[start of EXERCISE INPUT]

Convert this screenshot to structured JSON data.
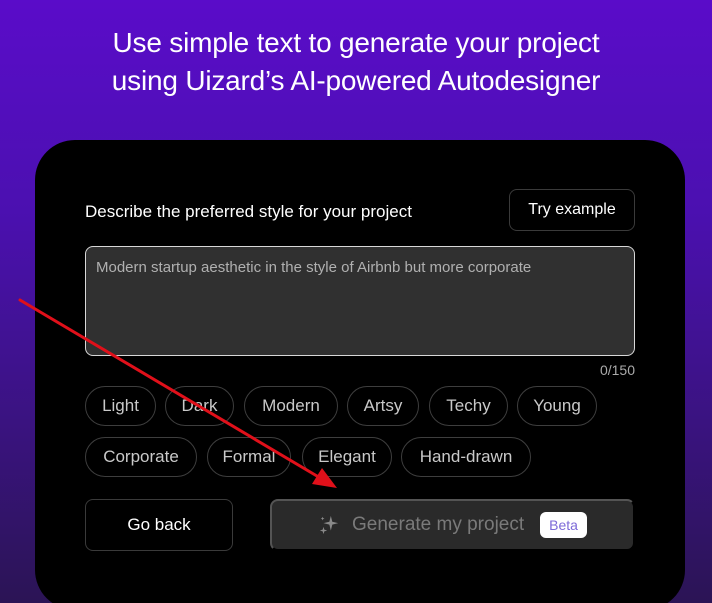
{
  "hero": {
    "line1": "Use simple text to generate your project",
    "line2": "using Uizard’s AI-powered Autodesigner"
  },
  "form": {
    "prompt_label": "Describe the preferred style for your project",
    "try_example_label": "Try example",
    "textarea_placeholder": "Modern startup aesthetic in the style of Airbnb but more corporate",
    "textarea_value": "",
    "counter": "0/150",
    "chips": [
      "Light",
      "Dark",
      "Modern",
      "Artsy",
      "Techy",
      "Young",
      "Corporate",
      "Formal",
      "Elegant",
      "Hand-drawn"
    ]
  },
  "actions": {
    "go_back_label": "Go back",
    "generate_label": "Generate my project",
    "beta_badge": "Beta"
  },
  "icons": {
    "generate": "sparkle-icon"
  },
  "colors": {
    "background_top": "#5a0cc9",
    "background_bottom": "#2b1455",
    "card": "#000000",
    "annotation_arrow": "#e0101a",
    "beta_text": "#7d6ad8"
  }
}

[end of EXERCISE INPUT]

GOAL OF THE EXERCISE.
Exclude the images and reproduce the remaining data exactly.

TASK OUTPUT.
Convert this screenshot to structured JSON data.
{
  "hero": {
    "line1": "Use simple text to generate your project",
    "line2": "using Uizard’s AI-powered Autodesigner"
  },
  "form": {
    "prompt_label": "Describe the preferred style for your project",
    "try_example_label": "Try example",
    "textarea_placeholder": "Modern startup aesthetic in the style of Airbnb but more corporate",
    "textarea_value": "",
    "counter": "0/150",
    "chips": [
      "Light",
      "Dark",
      "Modern",
      "Artsy",
      "Techy",
      "Young",
      "Corporate",
      "Formal",
      "Elegant",
      "Hand-drawn"
    ]
  },
  "actions": {
    "go_back_label": "Go back",
    "generate_label": "Generate my project",
    "beta_badge": "Beta"
  },
  "icons": {
    "generate": "sparkle-icon"
  },
  "colors": {
    "background_top": "#5a0cc9",
    "background_bottom": "#2b1455",
    "card": "#000000",
    "annotation_arrow": "#e0101a",
    "beta_text": "#7d6ad8"
  }
}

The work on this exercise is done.